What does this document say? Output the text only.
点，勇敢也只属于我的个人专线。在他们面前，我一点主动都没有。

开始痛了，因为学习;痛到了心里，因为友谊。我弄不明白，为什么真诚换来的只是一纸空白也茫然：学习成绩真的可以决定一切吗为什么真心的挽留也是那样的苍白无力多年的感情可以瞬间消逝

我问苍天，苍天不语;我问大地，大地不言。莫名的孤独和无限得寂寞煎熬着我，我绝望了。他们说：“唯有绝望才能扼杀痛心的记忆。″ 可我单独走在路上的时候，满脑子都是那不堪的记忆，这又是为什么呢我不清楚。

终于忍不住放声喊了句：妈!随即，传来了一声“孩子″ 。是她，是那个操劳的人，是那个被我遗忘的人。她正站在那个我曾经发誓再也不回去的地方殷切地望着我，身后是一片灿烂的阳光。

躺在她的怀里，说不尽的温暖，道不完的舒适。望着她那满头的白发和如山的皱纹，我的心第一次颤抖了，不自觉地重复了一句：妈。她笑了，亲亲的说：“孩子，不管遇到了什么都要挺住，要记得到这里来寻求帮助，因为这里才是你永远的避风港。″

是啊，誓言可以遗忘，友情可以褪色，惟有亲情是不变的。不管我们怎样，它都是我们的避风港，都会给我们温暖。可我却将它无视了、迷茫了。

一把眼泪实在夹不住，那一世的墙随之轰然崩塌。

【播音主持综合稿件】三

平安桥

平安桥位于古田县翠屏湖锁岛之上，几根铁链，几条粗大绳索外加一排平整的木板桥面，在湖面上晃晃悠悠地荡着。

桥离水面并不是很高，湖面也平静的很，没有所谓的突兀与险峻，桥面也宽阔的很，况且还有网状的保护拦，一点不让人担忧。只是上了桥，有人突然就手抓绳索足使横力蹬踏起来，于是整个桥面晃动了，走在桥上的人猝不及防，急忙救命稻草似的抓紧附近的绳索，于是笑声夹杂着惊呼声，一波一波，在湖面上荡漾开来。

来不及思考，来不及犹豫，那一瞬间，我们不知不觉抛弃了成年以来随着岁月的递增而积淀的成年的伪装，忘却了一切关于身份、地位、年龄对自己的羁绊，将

• • •

→ EXERCISE GOAL
Each record above should be output again exactly.

→ CORRECT RESPONSE
What does this document say? Output the text only.
点，勇敢也只属于我的个人专线。在他们面前，我一点主动都没有。

开始痛了，因为学习;痛到了心里，因为友谊。我弄不明白，为什么真诚换来的只是一纸空白也茫然：学习成绩真的可以决定一切吗为什么真心的挽留也是那样的苍白无力多年的感情可以瞬间消逝

我问苍天，苍天不语;我问大地，大地不言。莫名的孤独和无限得寂寞煎熬着我，我绝望了。他们说：“唯有绝望才能扼杀痛心的记忆。″ 可我单独走在路上的时候，满脑子都是那不堪的记忆，这又是为什么呢我不清楚。

终于忍不住放声喊了句：妈!随即，传来了一声“孩子″ 。是她，是那个操劳的人，是那个被我遗忘的人。她正站在那个我曾经发誓再也不回去的地方殷切地望着我，身后是一片灿烂的阳光。

躺在她的怀里，说不尽的温暖，道不完的舒适。望着她那满头的白发和如山的皱纹，我的心第一次颤抖了，不自觉地重复了一句：妈。她笑了，亲亲的说：“孩子，不管遇到了什么都要挺住，要记得到这里来寻求帮助，因为这里才是你永远的避风港。″

是啊，誓言可以遗忘，友情可以褪色，惟有亲情是不变的。不管我们怎样，它都是我们的避风港，都会给我们温暖。可我却将它无视了、迷茫了。

一把眼泪实在夹不住，那一世的墙随之轰然崩塌。

【播音主持综合稿件】三

平安桥

平安桥位于古田县翠屏湖锁岛之上，几根铁链，几条粗大绳索外加一排平整的木板桥面，在湖面上晃晃悠悠地荡着。

桥离水面并不是很高，湖面也平静的很，没有所谓的突兀与险峻，桥面也宽阔的很，况且还有网状的保护拦，一点不让人担忧。只是上了桥，有人突然就手抓绳索足使横力蹬踏起来，于是整个桥面晃动了，走在桥上的人猝不及防，急忙救命稻草似的抓紧附近的绳索，于是笑声夹杂着惊呼声，一波一波，在湖面上荡漾开来。

来不及思考，来不及犹豫，那一瞬间，我们不知不觉抛弃了成年以来随着岁月的递增而积淀的成年的伪装，忘却了一切关于身份、地位、年龄对自己的羁绊，将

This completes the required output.